• Set exercise:
Transcribe every item below line for line without changing any character, and omit the pictures.
[BEGIN Stored data]
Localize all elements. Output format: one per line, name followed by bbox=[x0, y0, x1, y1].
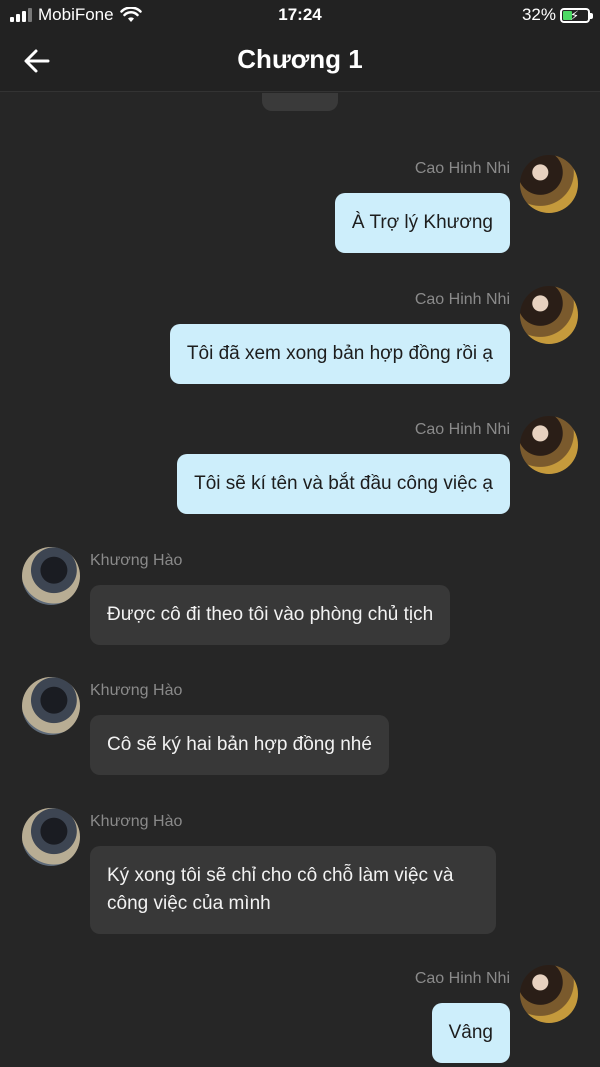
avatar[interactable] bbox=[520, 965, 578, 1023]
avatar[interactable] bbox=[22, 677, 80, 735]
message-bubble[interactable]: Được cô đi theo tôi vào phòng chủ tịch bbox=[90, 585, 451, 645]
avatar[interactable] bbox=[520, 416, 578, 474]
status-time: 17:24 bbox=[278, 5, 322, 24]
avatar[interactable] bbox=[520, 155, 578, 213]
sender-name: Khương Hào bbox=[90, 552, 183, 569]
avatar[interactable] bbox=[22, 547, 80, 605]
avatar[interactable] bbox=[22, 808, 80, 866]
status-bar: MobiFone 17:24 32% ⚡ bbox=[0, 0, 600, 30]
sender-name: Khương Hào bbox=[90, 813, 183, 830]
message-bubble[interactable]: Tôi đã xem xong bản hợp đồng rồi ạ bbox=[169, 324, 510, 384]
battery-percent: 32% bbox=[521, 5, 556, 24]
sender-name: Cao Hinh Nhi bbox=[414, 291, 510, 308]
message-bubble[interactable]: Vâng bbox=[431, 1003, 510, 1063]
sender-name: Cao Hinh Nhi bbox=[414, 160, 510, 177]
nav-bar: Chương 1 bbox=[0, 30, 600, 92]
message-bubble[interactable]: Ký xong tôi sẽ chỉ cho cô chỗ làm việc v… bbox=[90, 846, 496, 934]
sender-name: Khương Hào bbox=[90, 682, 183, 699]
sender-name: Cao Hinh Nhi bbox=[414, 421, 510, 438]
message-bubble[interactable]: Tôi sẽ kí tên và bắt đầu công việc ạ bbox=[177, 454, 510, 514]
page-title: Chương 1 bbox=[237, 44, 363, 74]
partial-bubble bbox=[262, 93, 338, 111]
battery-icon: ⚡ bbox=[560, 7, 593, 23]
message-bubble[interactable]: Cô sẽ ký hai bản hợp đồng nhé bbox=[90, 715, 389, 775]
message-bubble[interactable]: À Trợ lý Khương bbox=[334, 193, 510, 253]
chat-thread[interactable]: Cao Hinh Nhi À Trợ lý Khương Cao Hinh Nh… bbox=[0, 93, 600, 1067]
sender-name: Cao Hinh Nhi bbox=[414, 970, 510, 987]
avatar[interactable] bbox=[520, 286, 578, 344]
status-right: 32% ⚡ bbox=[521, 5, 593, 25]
[END Stored data]
• Exercise answer:
Localize all elements. Output format: one per line, name followed by bbox=[x0, y0, x1, y1].
avatar[interactable] bbox=[520, 965, 578, 1023]
avatar[interactable] bbox=[22, 677, 80, 735]
message-bubble[interactable]: Được cô đi theo tôi vào phòng chủ tịch bbox=[90, 585, 451, 645]
avatar[interactable] bbox=[520, 416, 578, 474]
status-time: 17:24 bbox=[278, 5, 322, 24]
avatar[interactable] bbox=[520, 155, 578, 213]
sender-name: Khương Hào bbox=[90, 552, 183, 569]
avatar[interactable] bbox=[22, 547, 80, 605]
avatar[interactable] bbox=[22, 808, 80, 866]
status-bar: MobiFone 17:24 32% ⚡ bbox=[0, 0, 600, 30]
sender-name: Khương Hào bbox=[90, 813, 183, 830]
message-bubble[interactable]: Tôi đã xem xong bản hợp đồng rồi ạ bbox=[169, 324, 510, 384]
battery-percent: 32% bbox=[521, 5, 556, 24]
sender-name: Cao Hinh Nhi bbox=[414, 291, 510, 308]
message-bubble[interactable]: Vâng bbox=[431, 1003, 510, 1063]
sender-name: Cao Hinh Nhi bbox=[414, 160, 510, 177]
nav-bar: Chương 1 bbox=[0, 30, 600, 92]
message-bubble[interactable]: Ký xong tôi sẽ chỉ cho cô chỗ làm việc v… bbox=[90, 846, 496, 934]
sender-name: Khương Hào bbox=[90, 682, 183, 699]
sender-name: Cao Hinh Nhi bbox=[414, 421, 510, 438]
message-bubble[interactable]: Tôi sẽ kí tên và bắt đầu công việc ạ bbox=[177, 454, 510, 514]
page-title: Chương 1 bbox=[237, 44, 363, 74]
partial-bubble bbox=[262, 93, 338, 111]
battery-icon: ⚡ bbox=[560, 7, 593, 23]
message-bubble[interactable]: Cô sẽ ký hai bản hợp đồng nhé bbox=[90, 715, 389, 775]
message-bubble[interactable]: À Trợ lý Khương bbox=[334, 193, 510, 253]
chat-thread[interactable]: Cao Hinh Nhi À Trợ lý Khương Cao Hinh Nh… bbox=[0, 93, 600, 1067]
sender-name: Cao Hinh Nhi bbox=[414, 970, 510, 987]
avatar[interactable] bbox=[520, 286, 578, 344]
status-right: 32% ⚡ bbox=[521, 5, 593, 25]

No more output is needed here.